» WHAT IS NEEDED
In the following material, identify every line holding the string "点产生的场强方向过" and return it.

» DATASET EXCERPTS
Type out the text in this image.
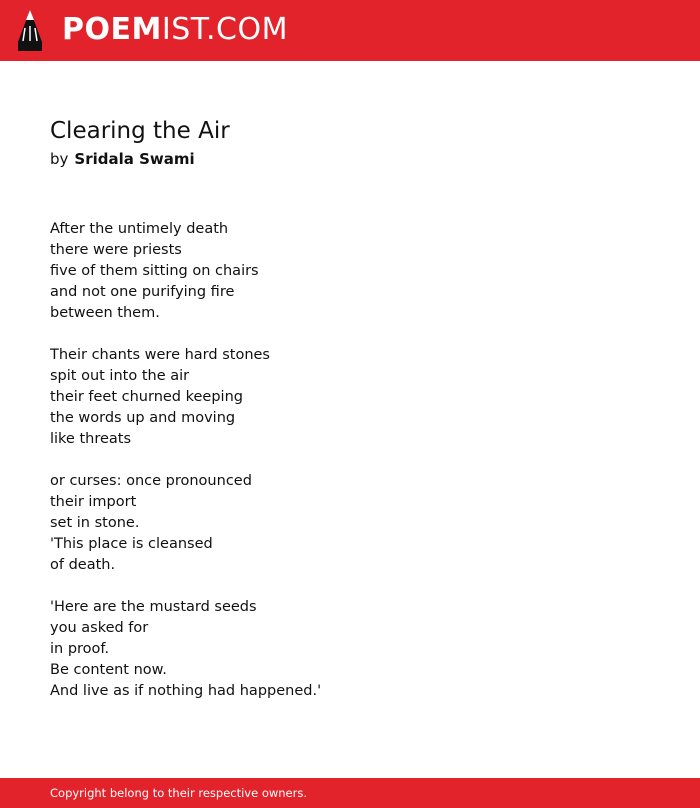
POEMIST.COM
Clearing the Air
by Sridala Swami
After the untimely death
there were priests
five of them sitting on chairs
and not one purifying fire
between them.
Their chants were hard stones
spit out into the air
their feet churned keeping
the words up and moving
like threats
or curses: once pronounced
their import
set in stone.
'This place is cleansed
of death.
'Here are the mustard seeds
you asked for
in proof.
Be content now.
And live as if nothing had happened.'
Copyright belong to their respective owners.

--

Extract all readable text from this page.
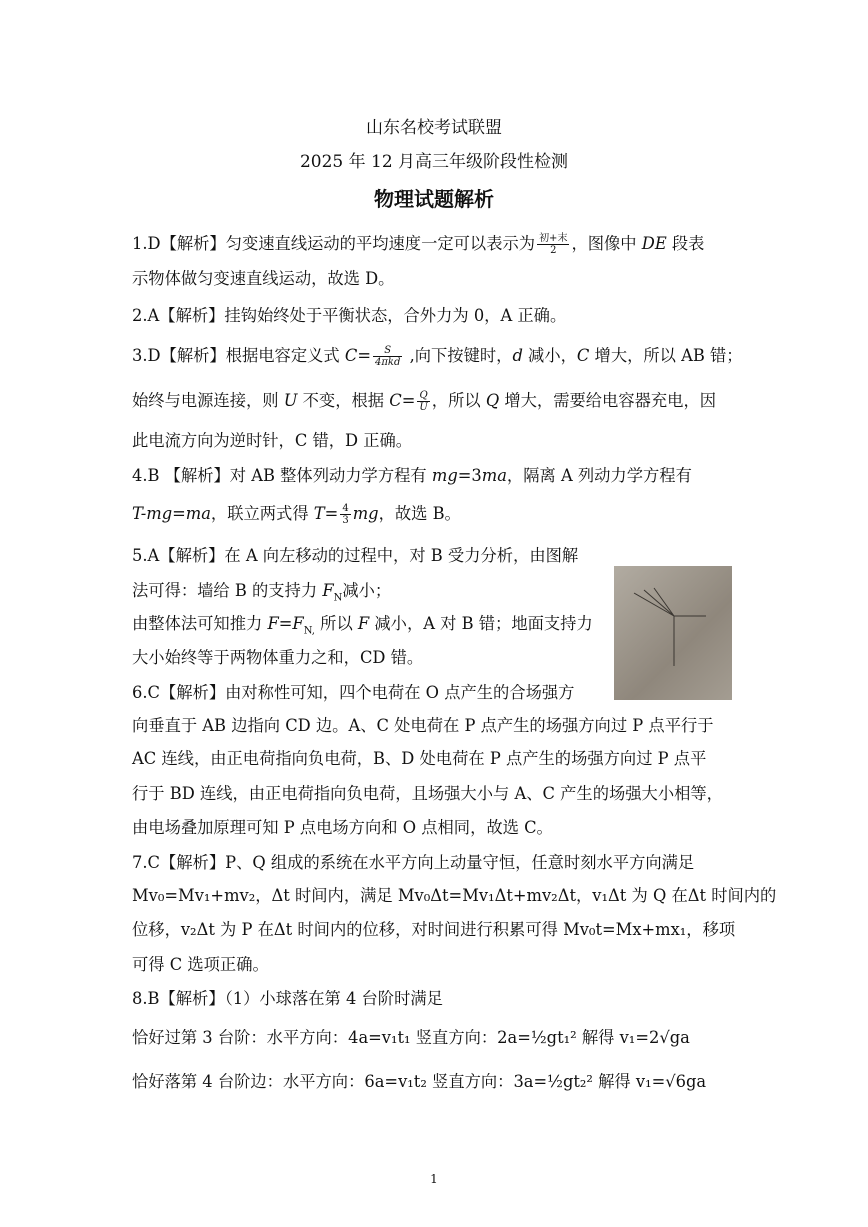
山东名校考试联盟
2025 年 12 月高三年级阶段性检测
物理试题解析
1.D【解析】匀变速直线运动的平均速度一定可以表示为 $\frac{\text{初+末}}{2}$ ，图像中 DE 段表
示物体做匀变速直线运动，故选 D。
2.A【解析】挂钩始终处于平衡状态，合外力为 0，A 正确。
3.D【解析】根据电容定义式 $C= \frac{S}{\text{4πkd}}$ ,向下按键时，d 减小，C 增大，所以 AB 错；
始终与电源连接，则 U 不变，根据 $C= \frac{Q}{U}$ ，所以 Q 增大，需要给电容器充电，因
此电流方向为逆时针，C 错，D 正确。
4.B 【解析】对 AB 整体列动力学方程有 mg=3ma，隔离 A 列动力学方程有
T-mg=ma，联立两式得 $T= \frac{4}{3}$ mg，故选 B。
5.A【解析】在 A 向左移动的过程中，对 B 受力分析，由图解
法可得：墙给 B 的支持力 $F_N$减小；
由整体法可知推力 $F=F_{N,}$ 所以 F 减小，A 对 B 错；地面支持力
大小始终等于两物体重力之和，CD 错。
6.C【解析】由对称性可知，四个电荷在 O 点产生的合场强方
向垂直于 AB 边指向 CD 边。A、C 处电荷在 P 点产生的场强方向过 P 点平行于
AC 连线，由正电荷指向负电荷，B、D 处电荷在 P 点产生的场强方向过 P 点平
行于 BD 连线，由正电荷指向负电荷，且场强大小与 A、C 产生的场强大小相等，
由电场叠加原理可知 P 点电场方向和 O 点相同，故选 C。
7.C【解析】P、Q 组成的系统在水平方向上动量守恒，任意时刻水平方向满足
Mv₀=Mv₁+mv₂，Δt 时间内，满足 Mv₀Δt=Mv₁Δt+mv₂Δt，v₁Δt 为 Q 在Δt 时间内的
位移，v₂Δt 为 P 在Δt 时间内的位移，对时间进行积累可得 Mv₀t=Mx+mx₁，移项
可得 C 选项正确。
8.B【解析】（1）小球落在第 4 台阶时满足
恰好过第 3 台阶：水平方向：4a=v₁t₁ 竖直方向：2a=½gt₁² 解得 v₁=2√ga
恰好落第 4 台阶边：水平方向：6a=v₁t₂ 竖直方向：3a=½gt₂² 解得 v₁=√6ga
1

» RESULT FOR THIS TASK
向垂直于 AB 边指向 CD 边。A、C 处电荷在 P 点产生的场强方向过 P 点平行于
AC 连线，由正电荷指向负电荷，B、D 处电荷在 P 点产生的场强方向过 P 点平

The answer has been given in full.